The listing below is the input. Say how many of its lines contain "this", giving the number alone.

[begin Material supplied]

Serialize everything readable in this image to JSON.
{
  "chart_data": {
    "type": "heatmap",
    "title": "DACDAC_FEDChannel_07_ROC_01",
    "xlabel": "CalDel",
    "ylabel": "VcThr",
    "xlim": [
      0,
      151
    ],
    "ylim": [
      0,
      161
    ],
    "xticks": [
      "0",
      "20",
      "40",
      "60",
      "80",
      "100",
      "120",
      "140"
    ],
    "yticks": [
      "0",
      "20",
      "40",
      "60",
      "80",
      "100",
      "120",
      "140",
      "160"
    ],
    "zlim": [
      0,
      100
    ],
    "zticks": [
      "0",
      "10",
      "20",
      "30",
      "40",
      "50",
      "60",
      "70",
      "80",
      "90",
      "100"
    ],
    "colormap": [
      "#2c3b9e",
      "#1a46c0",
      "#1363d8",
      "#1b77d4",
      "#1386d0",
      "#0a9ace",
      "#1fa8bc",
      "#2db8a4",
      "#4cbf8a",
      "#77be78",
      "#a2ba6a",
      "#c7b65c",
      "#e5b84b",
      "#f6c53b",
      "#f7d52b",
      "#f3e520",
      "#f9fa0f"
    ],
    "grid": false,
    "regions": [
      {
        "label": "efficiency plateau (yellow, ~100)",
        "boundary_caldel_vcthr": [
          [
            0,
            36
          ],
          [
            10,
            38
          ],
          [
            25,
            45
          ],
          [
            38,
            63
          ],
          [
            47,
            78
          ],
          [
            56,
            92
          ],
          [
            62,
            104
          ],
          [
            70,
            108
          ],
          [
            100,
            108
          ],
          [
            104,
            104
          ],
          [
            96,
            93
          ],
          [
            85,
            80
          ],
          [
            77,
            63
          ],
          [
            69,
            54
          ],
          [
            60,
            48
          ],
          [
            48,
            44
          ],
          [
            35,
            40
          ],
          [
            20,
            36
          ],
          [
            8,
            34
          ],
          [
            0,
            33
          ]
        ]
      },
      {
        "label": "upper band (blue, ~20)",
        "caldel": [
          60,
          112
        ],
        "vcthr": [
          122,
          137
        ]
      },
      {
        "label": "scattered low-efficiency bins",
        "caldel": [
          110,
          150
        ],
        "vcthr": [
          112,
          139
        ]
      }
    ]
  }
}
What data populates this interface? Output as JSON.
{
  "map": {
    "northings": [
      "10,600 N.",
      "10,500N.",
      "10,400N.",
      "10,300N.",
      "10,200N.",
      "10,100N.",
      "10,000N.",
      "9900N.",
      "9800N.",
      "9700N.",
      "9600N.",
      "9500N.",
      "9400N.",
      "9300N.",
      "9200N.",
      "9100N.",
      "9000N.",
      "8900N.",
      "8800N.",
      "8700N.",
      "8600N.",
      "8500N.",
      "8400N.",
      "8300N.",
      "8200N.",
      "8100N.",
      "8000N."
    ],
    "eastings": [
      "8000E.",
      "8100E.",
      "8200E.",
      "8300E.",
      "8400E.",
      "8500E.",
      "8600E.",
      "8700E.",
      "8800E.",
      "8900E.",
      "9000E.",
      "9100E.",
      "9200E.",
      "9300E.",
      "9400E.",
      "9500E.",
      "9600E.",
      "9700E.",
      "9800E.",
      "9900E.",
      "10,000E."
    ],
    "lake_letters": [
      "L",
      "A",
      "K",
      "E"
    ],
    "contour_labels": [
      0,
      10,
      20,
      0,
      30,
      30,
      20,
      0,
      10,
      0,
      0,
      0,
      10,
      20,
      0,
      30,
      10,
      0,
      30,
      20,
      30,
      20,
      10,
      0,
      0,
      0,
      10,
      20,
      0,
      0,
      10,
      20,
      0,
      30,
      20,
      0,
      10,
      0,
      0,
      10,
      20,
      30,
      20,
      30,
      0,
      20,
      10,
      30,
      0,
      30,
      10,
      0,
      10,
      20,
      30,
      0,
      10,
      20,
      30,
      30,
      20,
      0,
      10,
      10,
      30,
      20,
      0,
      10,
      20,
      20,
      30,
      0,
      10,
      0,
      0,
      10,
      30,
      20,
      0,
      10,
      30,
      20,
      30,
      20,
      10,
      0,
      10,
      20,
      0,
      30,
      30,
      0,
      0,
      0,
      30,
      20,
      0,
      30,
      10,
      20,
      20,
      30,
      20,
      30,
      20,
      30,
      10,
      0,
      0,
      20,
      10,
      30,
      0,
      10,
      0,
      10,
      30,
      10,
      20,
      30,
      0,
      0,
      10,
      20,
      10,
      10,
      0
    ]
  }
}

[end Material supplied]

== Output of the task ==
2